▶ Work instructions: Decide whether each statement agrees with the text on special process hazards, answering yes or no and quoting the deciding words of the text. 1. The dust explosion penalty is largest for the smallest particles. 2. The factor for toxic materials can reach 1.0. 3. The low temperature factor concerns brittle fracture in metals such as carbon steel.

Special process hazards
The special process hazards are factors that are known from experience to contribute to the probability of an incident involving loss.
- Toxic materials: the presence of toxic substances after an incident will make the task of the emergency personnel more difficult. The factor applied ranges from 0 for non-toxic materials, to 0.8 for substances that can cause death after short exposure.
- Sub-atmospheric pressure: allows for the hazard of air leakage into equipment. It is only applied for pressure less than 500 mmHg (9.5 bar).
- Operation in or near flammable range: cover for the possibility of air mixing with material in equipment or storage tanks, under conditions where the mixture will be within the explosive range.
- Dust explosion: covers for the possibility of a dust explosion. The degree of risk is largely determined by the particle size. The penalty factor varies from 0.25 for particles above 175 μm, to 2.0 for particles below 75 μm.
- Relief pressure: this penalty accounts for the effect of pressure on the rate of leakage, should be a leak occur. Equipment design and operation becomes more critical as the operating pressure is increased. The factor to apply depends on the relief device setting and the physical nature of the process material.
- Low temperature: this factor allows for the possibility of brittle fracture occurring in carbon steel, or other metals, at low temperature.

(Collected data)

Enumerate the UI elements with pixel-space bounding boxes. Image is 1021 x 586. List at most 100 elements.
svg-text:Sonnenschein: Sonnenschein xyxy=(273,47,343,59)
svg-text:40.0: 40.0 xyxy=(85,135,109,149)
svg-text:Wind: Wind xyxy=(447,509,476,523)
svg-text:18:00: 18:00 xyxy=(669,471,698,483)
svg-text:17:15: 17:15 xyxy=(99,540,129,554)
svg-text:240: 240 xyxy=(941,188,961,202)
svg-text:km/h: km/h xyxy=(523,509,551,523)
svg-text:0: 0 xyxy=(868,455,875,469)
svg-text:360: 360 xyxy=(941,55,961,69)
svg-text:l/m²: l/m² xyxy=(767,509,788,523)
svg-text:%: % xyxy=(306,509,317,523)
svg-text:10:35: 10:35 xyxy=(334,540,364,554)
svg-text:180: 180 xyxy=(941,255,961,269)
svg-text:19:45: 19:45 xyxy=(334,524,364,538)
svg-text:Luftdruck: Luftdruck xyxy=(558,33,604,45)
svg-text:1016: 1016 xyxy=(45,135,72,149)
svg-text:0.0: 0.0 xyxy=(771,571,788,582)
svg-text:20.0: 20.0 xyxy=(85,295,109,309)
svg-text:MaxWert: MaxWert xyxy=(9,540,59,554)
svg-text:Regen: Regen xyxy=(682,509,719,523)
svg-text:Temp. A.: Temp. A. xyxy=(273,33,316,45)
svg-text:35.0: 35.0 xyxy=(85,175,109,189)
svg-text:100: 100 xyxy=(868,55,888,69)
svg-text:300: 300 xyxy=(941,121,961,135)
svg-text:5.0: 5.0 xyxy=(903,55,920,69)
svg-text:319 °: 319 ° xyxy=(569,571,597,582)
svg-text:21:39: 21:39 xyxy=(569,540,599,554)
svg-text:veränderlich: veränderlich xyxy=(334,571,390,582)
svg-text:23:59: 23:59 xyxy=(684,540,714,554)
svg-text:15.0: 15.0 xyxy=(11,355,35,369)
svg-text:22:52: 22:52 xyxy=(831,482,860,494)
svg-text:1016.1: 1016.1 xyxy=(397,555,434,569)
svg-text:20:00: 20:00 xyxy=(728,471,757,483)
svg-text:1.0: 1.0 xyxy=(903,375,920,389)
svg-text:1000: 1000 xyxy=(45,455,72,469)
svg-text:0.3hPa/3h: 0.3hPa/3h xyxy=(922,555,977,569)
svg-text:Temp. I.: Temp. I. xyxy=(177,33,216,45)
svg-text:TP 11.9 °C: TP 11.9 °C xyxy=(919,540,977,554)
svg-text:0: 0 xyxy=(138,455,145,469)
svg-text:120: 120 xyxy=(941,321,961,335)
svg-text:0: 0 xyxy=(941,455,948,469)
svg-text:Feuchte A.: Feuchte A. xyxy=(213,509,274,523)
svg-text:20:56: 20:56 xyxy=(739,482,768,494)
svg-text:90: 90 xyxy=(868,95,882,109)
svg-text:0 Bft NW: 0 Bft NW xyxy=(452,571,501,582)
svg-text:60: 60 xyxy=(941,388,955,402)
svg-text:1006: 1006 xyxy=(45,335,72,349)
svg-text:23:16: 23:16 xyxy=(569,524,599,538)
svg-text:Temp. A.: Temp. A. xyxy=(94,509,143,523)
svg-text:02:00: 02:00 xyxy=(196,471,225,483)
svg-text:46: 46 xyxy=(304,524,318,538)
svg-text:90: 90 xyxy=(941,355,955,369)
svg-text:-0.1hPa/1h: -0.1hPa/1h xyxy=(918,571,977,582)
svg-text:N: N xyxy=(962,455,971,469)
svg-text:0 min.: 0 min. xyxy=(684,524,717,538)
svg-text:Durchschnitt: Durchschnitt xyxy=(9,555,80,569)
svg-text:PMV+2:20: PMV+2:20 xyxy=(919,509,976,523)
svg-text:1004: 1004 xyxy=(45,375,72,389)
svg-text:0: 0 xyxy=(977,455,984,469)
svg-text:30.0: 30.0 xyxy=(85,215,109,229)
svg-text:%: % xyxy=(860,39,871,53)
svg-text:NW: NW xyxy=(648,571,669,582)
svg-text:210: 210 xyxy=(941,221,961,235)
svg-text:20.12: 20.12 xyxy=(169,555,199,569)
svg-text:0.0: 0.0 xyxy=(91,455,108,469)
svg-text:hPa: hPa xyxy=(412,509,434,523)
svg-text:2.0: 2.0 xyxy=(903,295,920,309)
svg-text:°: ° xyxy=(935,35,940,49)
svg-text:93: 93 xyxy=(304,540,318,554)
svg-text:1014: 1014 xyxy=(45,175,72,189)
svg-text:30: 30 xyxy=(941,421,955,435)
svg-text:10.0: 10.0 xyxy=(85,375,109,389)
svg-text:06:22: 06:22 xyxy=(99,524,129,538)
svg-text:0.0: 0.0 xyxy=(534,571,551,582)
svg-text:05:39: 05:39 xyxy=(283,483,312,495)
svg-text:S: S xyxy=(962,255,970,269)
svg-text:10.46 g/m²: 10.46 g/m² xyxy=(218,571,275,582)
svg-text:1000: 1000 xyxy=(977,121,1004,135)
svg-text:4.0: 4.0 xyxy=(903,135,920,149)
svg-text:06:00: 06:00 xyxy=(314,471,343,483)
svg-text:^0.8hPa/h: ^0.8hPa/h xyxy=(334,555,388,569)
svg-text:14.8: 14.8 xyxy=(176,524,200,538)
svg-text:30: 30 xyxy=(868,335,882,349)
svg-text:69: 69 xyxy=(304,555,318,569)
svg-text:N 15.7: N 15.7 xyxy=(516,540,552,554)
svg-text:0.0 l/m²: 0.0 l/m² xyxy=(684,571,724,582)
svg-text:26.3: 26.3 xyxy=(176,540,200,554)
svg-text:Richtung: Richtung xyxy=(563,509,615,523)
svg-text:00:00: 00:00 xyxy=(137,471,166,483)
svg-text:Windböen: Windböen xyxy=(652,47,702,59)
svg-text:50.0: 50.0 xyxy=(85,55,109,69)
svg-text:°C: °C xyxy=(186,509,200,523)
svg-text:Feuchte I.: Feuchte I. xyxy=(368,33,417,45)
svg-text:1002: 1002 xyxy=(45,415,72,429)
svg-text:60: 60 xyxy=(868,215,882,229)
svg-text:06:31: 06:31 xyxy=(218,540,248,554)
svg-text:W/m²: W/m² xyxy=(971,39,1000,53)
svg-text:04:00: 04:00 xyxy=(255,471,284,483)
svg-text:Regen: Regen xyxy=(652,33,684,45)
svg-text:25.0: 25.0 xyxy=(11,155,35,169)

▶ Answer below:
1. Yes: "The penalty factor varies from 0.25 for particles above 175 μm, to 2.0 for particles below 75 μm."
2. No: "The factor applied ranges from 0 for non-toxic materials, to 0.8 for substances that can cause death after short exposure."
3. Yes: "this factor allows for the possibility of brittle fracture occurring in carbon steel, or other metals, at low temperature."